• [Article]
# Bubbles...



## s2gordon (Dec 15, 2005)

I Pick up my son for football practice and I happen to glance towards the back of the car as I was getting in and I see two HUGE bubbles in the trim panel by the rear quater window. 
It was hot in my car today however the temp outside only got to 80 degrees. I could only imaging what will happen in the summer when it hits 90+ degrees and 95+ humidity. These suckers are going to grow and pop like zits on a kid in puberty.
Has anyone experience this issue with their interior?


----------



## GOATGIRL (Feb 6, 2006)

I'm just wondering if there was some air there in the seal to cause it to bubble like that when the weather got warmer...I haven't seen it happen to any of the cars on the lot nor to mine but definitely keep an eye on it.


----------



## paige boudreau (Apr 18, 2005)

*I had the same problem*

I had the same problem in the exact same location! I took it to the dealer and they replaced the whole panel.


----------



## gwballin (Apr 25, 2006)

• [Exercise task] Continue the forum thread about the bubbling rear trim panel from where it stops.

• [Data]
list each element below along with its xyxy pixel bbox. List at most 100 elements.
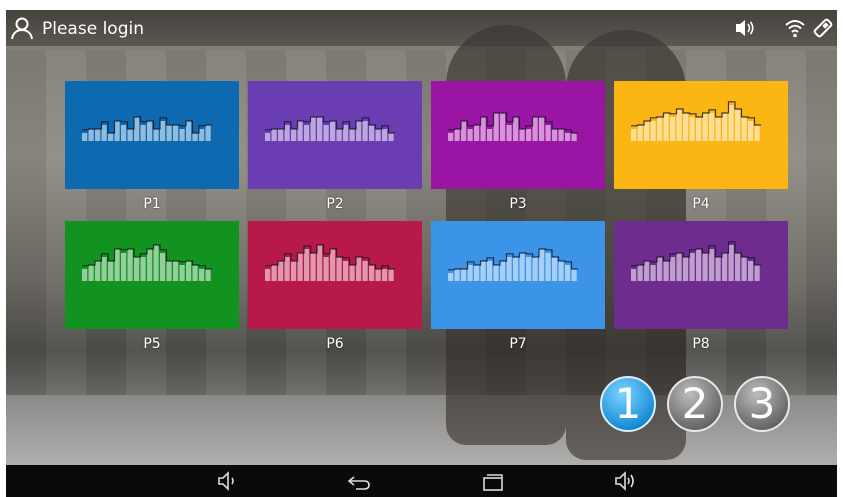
profile-bar [82,269,88,281]
program-label-p1: P1 [143,196,161,212]
profile-bar [114,249,120,281]
program-label-p2: P2 [326,196,344,212]
profile-bar [310,253,316,281]
program-tile-p4[interactable] [614,81,788,189]
back-icon[interactable] [346,469,372,493]
profile-bar [448,133,454,141]
profile-bar [205,125,211,141]
profile-bar [545,253,551,281]
profile-bar [506,257,512,281]
profile-bar [709,249,715,281]
profile-bar [330,121,336,141]
profile-bar [375,269,381,281]
profile-bar [493,265,499,281]
program-tile-p1[interactable] [65,81,239,189]
page-number: 3 [748,379,776,428]
profile-bar [454,129,460,141]
profile-bar [205,269,211,281]
program-tile-p7[interactable] [431,221,605,329]
profile-bar [265,269,271,281]
program-profile-graphic [448,112,578,141]
page-button-2[interactable]: 2 [667,376,723,432]
profile-bar [127,249,133,281]
volume-up-icon[interactable] [613,469,639,493]
profile-bar [696,249,702,281]
profile-bar [166,125,172,141]
program-profile-graphic [448,248,578,281]
profile-bar [754,125,760,141]
profile-bar [323,125,329,141]
page-button-3[interactable]: 3 [734,376,790,432]
profile-bar [153,129,159,141]
profile-bar [735,109,741,141]
profile-bar [650,265,656,281]
profile-bar [715,117,721,141]
program-label-p4: P4 [692,196,710,212]
profile-bar [192,265,198,281]
profile-bar [631,129,637,141]
profile-bar [349,265,355,281]
profile-bar [140,125,146,141]
profile-bar [657,117,663,141]
profile-bar [356,257,362,281]
profile-bar [663,113,669,141]
program-profile-graphic [631,241,761,281]
program-tile-p6[interactable] [248,221,422,329]
user-icon[interactable] [10,16,34,40]
program-profile-graphic [82,244,212,281]
profile-bar [291,261,297,281]
profile-bar [676,253,682,281]
profile-bar [336,129,342,141]
profile-bar [493,113,499,141]
profile-bar [513,117,519,141]
program-tile-p3[interactable] [431,81,605,189]
program-tile-p8[interactable] [614,221,788,329]
profile-bar [95,129,101,141]
profile-bar [317,245,323,281]
profile-bar [558,261,564,281]
profile-bar [284,257,290,281]
profile-bar [735,253,741,281]
profile-bar [748,261,754,281]
profile-bar [500,113,506,141]
profile-bar [186,261,192,281]
profile-bar [88,265,94,281]
profile-bar [284,125,290,141]
page-button-1[interactable]: 1 [600,376,656,432]
profile-bar [552,257,558,281]
recent-apps-icon[interactable] [480,469,506,493]
profile-bar [356,121,362,141]
profile-bar [192,133,198,141]
profile-bar [382,269,388,281]
profile-bar [362,261,368,281]
profile-bar [82,133,88,141]
page-number: 1 [614,379,642,428]
profile-bar [571,269,577,281]
profile-bar [683,113,689,141]
profile-bar [121,253,127,281]
profile-bar [179,129,185,141]
profile-bar [526,129,532,141]
login-text[interactable]: Please login [42,19,144,39]
profile-bar [480,117,486,141]
profile-bar [147,249,153,281]
profile-bar [748,121,754,141]
profile-bar [310,117,316,141]
program-tile-p2[interactable] [248,81,422,189]
profile-bar [558,129,564,141]
profile-bar [199,129,205,141]
program-tile-p5[interactable] [65,221,239,329]
profile-bar [114,121,120,141]
volume-down-icon[interactable] [215,469,241,493]
profile-bar [650,121,656,141]
profile-bar [278,261,284,281]
profile-bar [375,129,381,141]
profile-bar [147,121,153,141]
program-label-p5: P5 [143,336,161,352]
profile-bar [101,125,107,141]
profile-bar [728,245,734,281]
profile-bar [644,261,650,281]
profile-bar [140,257,146,281]
profile-bar [676,109,682,141]
profile-bar [519,129,525,141]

• [Final result]
*me too*

I also am having that problem, in the same location but have not yet had the chance to bring it in for service. Mine is an 05 that I bought new this January - I live in New Orleans where it can get really hot in the sun. The thing is that the car is in a garage while I'm at work and I usually don't get off until dark so the only time the car is sitting in the sun is on the weekends. The bubbles seem to disappear when the temp drops so I would not have even noticed it unless a passenger in the back hadn't told me.


----------



## EEZ GOAT (Jul 9, 2005)

iam going to have to park mine in the sun and check this out


----------



## NT91 (Aug 30, 2005)

I noticed two bubbles in the same place today.
Is the panel something that is in stock?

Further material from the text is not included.